#### REQUIRED TASK:
Leave out the pictures, then reproduce the rest of the material exactly.

#### MATERIAL TO PROCESS:
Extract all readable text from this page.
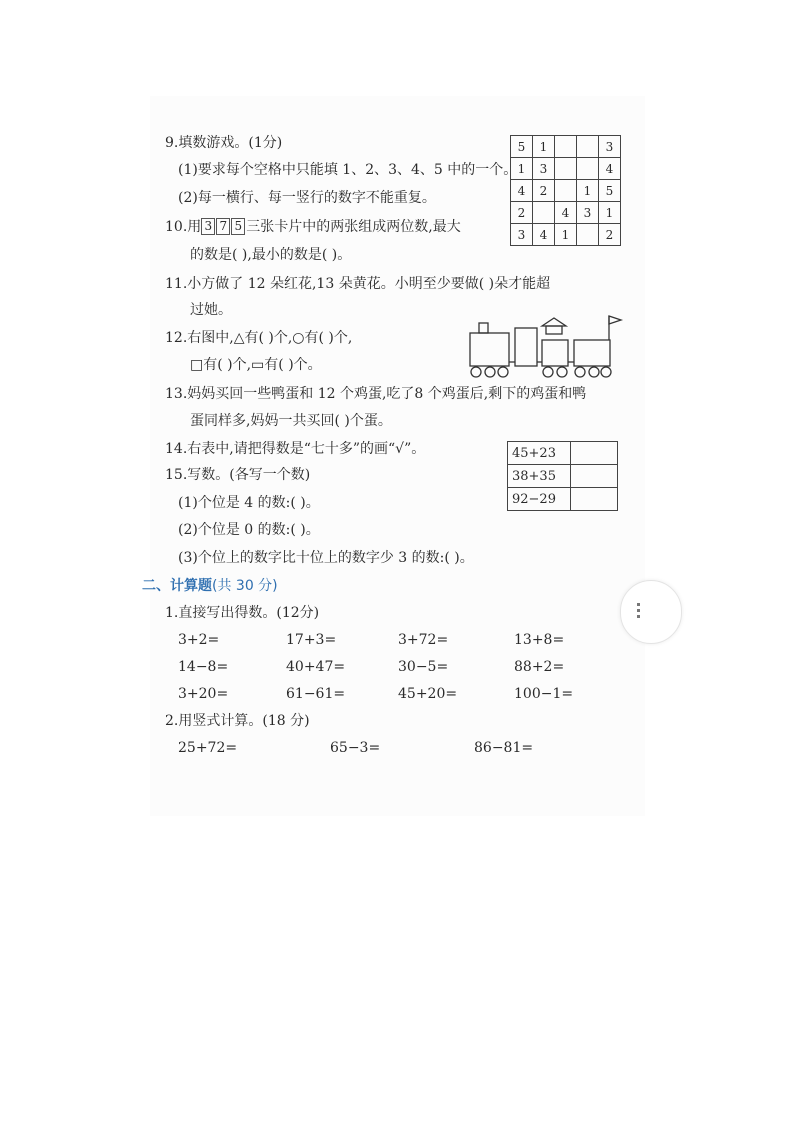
9.填数游戏。(1分)
(1)要求每个空格中只能填 1、2、3、4、5 中的一个。
(2)每一横行、每一竖行的数字不能重复。
5	1			3
1	3			4
4	2		1	5
2		4	3	1
3	4	1		2
10.用 3 7 5 三张卡片中的两张组成两位数,最大
的数是( ),最小的数是( )。
11.小方做了 12 朵红花,13 朵黄花。小明至少要做( )朵才能超
过她。
12.右图中,△有( )个,○有( )个,
□有( )个,▭有( )个。
13.妈妈买回一些鸭蛋和 12 个鸡蛋,吃了8 个鸡蛋后,剩下的鸡蛋和鸭
蛋同样多,妈妈一共买回( )个蛋。
14.右表中,请把得数是“七十多”的画“√”。	45+23	
38+35	
92−29	
15.写数。(各写一个数)
(1)个位是 4 的数:( )。
(2)个位是 0 的数:( )。
(3)个位上的数字比十位上的数字少 3 的数:( )。
二、计算题(共 30 分)
1.直接写出得数。(12分)
3+2=	17+3=	3+72=	13+8=
14−8=	40+47=	30−5=	88+2=
3+20=	61−61=	45+20=	100−1=
2.用竖式计算。(18 分)
25+72=	65−3=	86−81=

#### OUTPUT FOR THIS TASK:
Extract all readable text from this page.
9.填数游戏。(1分)
(1)要求每个空格中只能填 1、2、3、4、5 中的一个。
(2)每一横行、每一竖行的数字不能重复。
5	1			3
1	3			4
4	2		1	5
2		4	3	1
3	4	1		2
10.用 3 7 5 三张卡片中的两张组成两位数,最大
的数是( ),最小的数是( )。
11.小方做了 12 朵红花,13 朵黄花。小明至少要做( )朵才能超
过她。
12.右图中,△有( )个,○有( )个,
□有( )个,▭有( )个。
13.妈妈买回一些鸭蛋和 12 个鸡蛋,吃了8 个鸡蛋后,剩下的鸡蛋和鸭
蛋同样多,妈妈一共买回( )个蛋。
14.右表中,请把得数是“七十多”的画“√”。	45+23	
38+35	
92−29	
15.写数。(各写一个数)
(1)个位是 4 的数:( )。
(2)个位是 0 的数:( )。
(3)个位上的数字比十位上的数字少 3 的数:( )。
二、计算题(共 30 分)
1.直接写出得数。(12分)
3+2=	17+3=	3+72=	13+8=
14−8=	40+47=	30−5=	88+2=
3+20=	61−61=	45+20=	100−1=
2.用竖式计算。(18 分)
25+72=	65−3=	86−81=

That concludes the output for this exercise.